- **WRITTEN EXERCISE**
Copy out every line containing the word "spider".

- **Excerpts from a figure dataset**
^^^^^^^^^^^^^^^^
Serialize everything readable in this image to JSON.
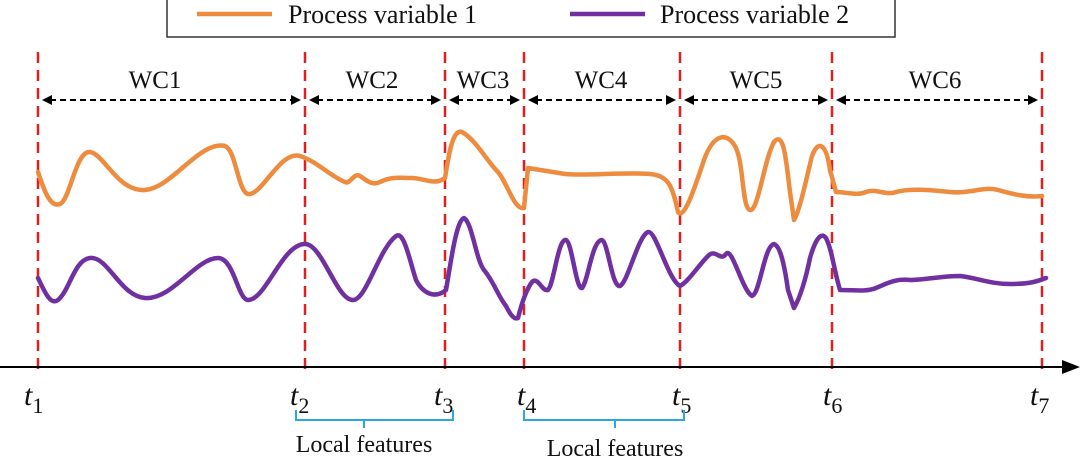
{
  "legend": {
    "items": [
      {
        "label": "Process variable 1",
        "color": "#ED8B3E"
      },
      {
        "label": "Process variable 2",
        "color": "#7030A0"
      }
    ]
  },
  "conditions": [
    "WC1",
    "WC2",
    "WC3",
    "WC4",
    "WC5",
    "WC6"
  ],
  "time_points": [
    {
      "base": "t",
      "sub": "1"
    },
    {
      "base": "t",
      "sub": "2"
    },
    {
      "base": "t",
      "sub": "3"
    },
    {
      "base": "t",
      "sub": "4"
    },
    {
      "base": "t",
      "sub": "5"
    },
    {
      "base": "t",
      "sub": "6"
    },
    {
      "base": "t",
      "sub": "7"
    }
  ],
  "local_features": [
    {
      "label": "Local features",
      "from": "t2",
      "to": "t3"
    },
    {
      "label": "Local features",
      "from": "t4",
      "to": "t5"
    }
  ],
  "colors": {
    "boundary": "#E0201E",
    "arrow": "#000000",
    "brace": "#2BA8E0",
    "axis": "#000000"
  }
}
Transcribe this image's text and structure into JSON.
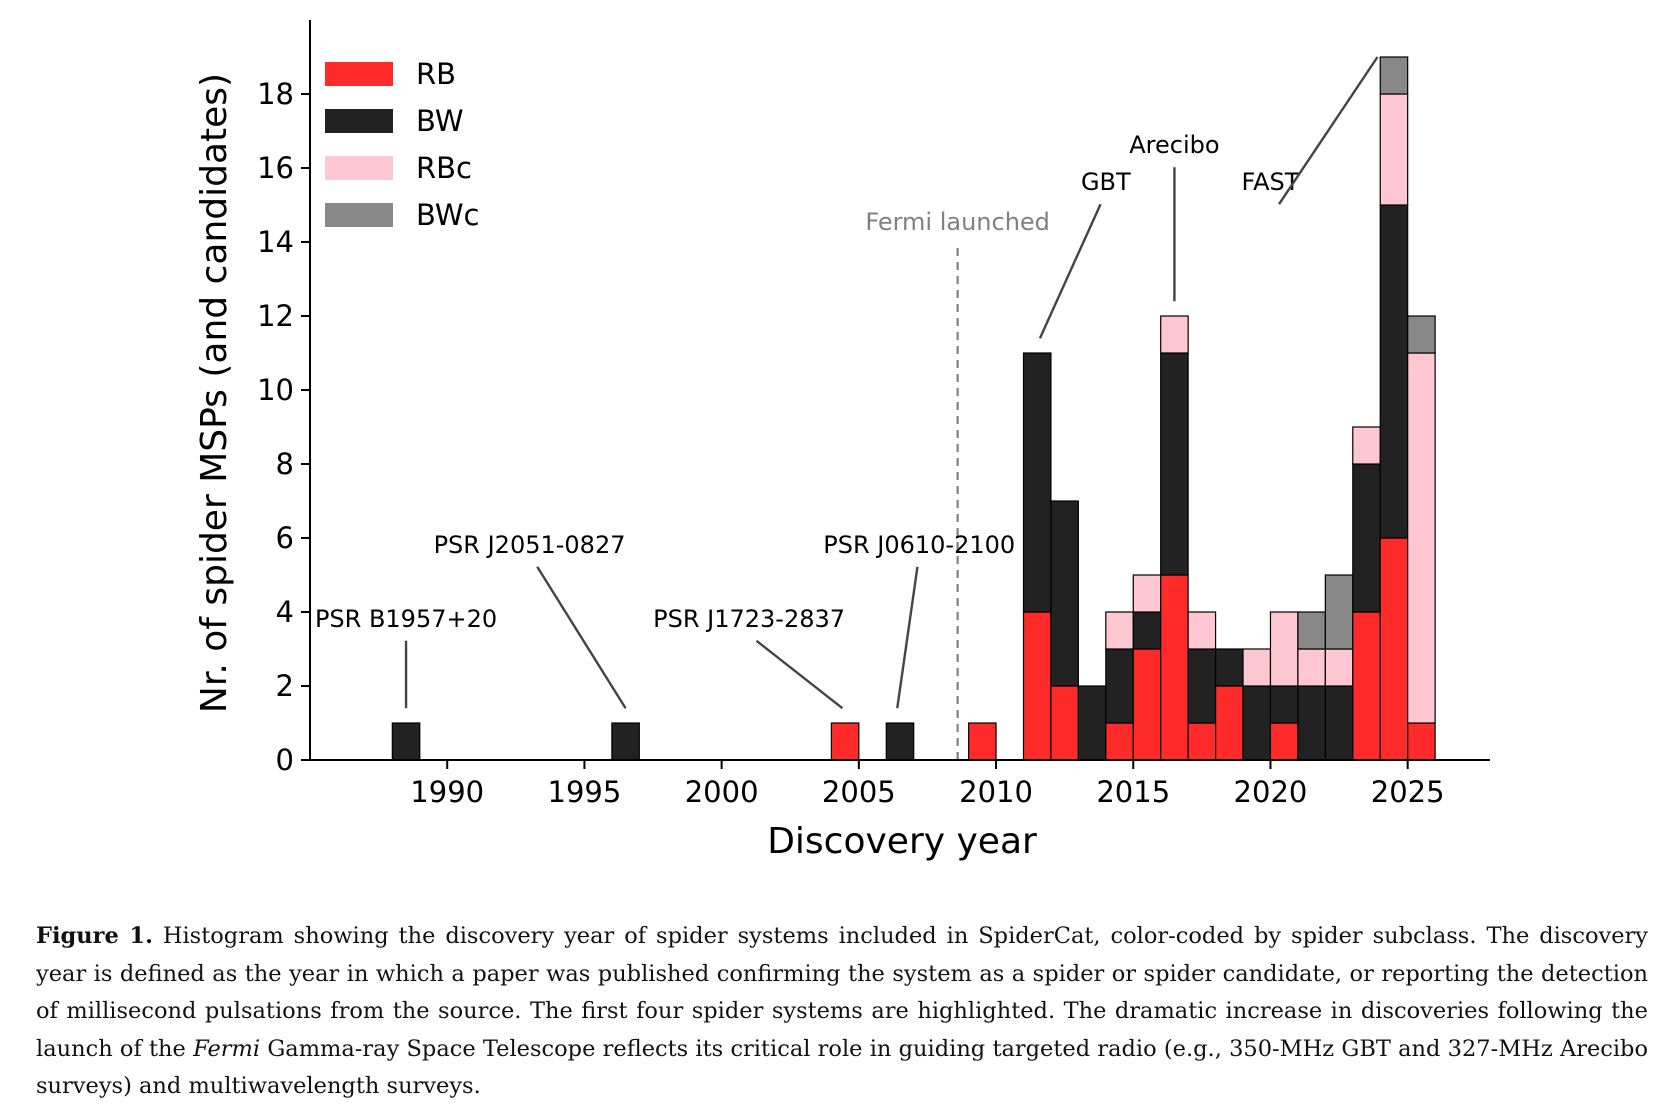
{
  "chart_data": {
    "type": "bar",
    "stacked": true,
    "bin_width": 1,
    "xlabel": "Discovery year",
    "ylabel": "Nr. of spider MSPs (and candidates)",
    "xlim": [
      1985,
      2028
    ],
    "ylim": [
      0,
      20
    ],
    "xticks": [
      1990,
      1995,
      2000,
      2005,
      2010,
      2015,
      2020,
      2025
    ],
    "yticks": [
      0,
      2,
      4,
      6,
      8,
      10,
      12,
      14,
      16,
      18
    ],
    "legend_position": "top-left",
    "series": [
      {
        "name": "RB",
        "color": "#ff2a2a"
      },
      {
        "name": "BW",
        "color": "#222222"
      },
      {
        "name": "RBc",
        "color": "#ffc7d1"
      },
      {
        "name": "BWc",
        "color": "#888888"
      }
    ],
    "bins": [
      {
        "x": 1988,
        "RB": 0,
        "BW": 1,
        "RBc": 0,
        "BWc": 0
      },
      {
        "x": 1996,
        "RB": 0,
        "BW": 1,
        "RBc": 0,
        "BWc": 0
      },
      {
        "x": 2004,
        "RB": 1,
        "BW": 0,
        "RBc": 0,
        "BWc": 0
      },
      {
        "x": 2006,
        "RB": 0,
        "BW": 1,
        "RBc": 0,
        "BWc": 0
      },
      {
        "x": 2009,
        "RB": 1,
        "BW": 0,
        "RBc": 0,
        "BWc": 0
      },
      {
        "x": 2011,
        "RB": 4,
        "BW": 7,
        "RBc": 0,
        "BWc": 0
      },
      {
        "x": 2012,
        "RB": 2,
        "BW": 5,
        "RBc": 0,
        "BWc": 0
      },
      {
        "x": 2013,
        "RB": 0,
        "BW": 2,
        "RBc": 0,
        "BWc": 0
      },
      {
        "x": 2014,
        "RB": 1,
        "BW": 2,
        "RBc": 1,
        "BWc": 0
      },
      {
        "x": 2015,
        "RB": 3,
        "BW": 1,
        "RBc": 1,
        "BWc": 0
      },
      {
        "x": 2016,
        "RB": 5,
        "BW": 6,
        "RBc": 1,
        "BWc": 0
      },
      {
        "x": 2017,
        "RB": 1,
        "BW": 2,
        "RBc": 1,
        "BWc": 0
      },
      {
        "x": 2018,
        "RB": 2,
        "BW": 1,
        "RBc": 0,
        "BWc": 0
      },
      {
        "x": 2019,
        "RB": 0,
        "BW": 2,
        "RBc": 1,
        "BWc": 0
      },
      {
        "x": 2020,
        "RB": 1,
        "BW": 1,
        "RBc": 2,
        "BWc": 0
      },
      {
        "x": 2021,
        "RB": 0,
        "BW": 2,
        "RBc": 1,
        "BWc": 1
      },
      {
        "x": 2022,
        "RB": 0,
        "BW": 2,
        "RBc": 1,
        "BWc": 2
      },
      {
        "x": 2023,
        "RB": 4,
        "BW": 4,
        "RBc": 1,
        "BWc": 0
      },
      {
        "x": 2024,
        "RB": 6,
        "BW": 9,
        "RBc": 3,
        "BWc": 1
      },
      {
        "x": 2025,
        "RB": 1,
        "BW": 0,
        "RBc": 10,
        "BWc": 1
      }
    ],
    "vline": {
      "x": 2008.6,
      "label": "Fermi launched",
      "color": "#808080"
    },
    "annotations": [
      {
        "text": "PSR B1957+20",
        "text_x": 1988.5,
        "text_y": 3.6,
        "point_x": 1988.5,
        "point_y": 1.4
      },
      {
        "text": "PSR J2051-0827",
        "text_x": 1993,
        "text_y": 5.6,
        "point_x": 1996.5,
        "point_y": 1.4
      },
      {
        "text": "PSR J1723-2837",
        "text_x": 2001,
        "text_y": 3.6,
        "point_x": 2004.4,
        "point_y": 1.4
      },
      {
        "text": "PSR J0610-2100",
        "text_x": 2007.2,
        "text_y": 5.6,
        "point_x": 2006.4,
        "point_y": 1.4
      },
      {
        "text": "GBT",
        "text_x": 2014,
        "text_y": 15.4,
        "point_x": 2011.6,
        "point_y": 11.4
      },
      {
        "text": "Arecibo",
        "text_x": 2016.5,
        "text_y": 16.4,
        "point_x": 2016.5,
        "point_y": 12.4
      },
      {
        "text": "FAST",
        "text_x": 2020,
        "text_y": 15.4,
        "point_x": 2023.9,
        "point_y": 19
      }
    ]
  },
  "caption": {
    "label": "Figure 1.",
    "part1": "Histogram showing the discovery year of spider systems included in SpiderCat, color-coded by spider subclass. The discovery year is defined as the year in which a paper was published confirming the system as a spider or spider candidate, or reporting the detection of millisecond pulsations from the source. The first four spider systems are highlighted. The dramatic increase in discoveries following the launch of the",
    "italic": "Fermi",
    "part2": "Gamma-ray Space Telescope reflects its critical role in guiding targeted radio (e.g., 350-MHz GBT and 327-MHz Arecibo surveys) and multiwavelength surveys."
  }
}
^^^^^^^^^^^^^^^^
- **ANSWER IN FULL**
    "ylabel": "Nr. of spider MSPs (and candidates)",
    "part1": "Histogram showing the discovery year of spider systems included in SpiderCat, color-coded by spider subclass. The discovery year is defined as the year in which a paper was published confirming the system as a spider or spider candidate, or reporting the detection of millisecond pulsations from the source. The first four spider systems are highlighted. The dramatic increase in discoveries following the launch of the",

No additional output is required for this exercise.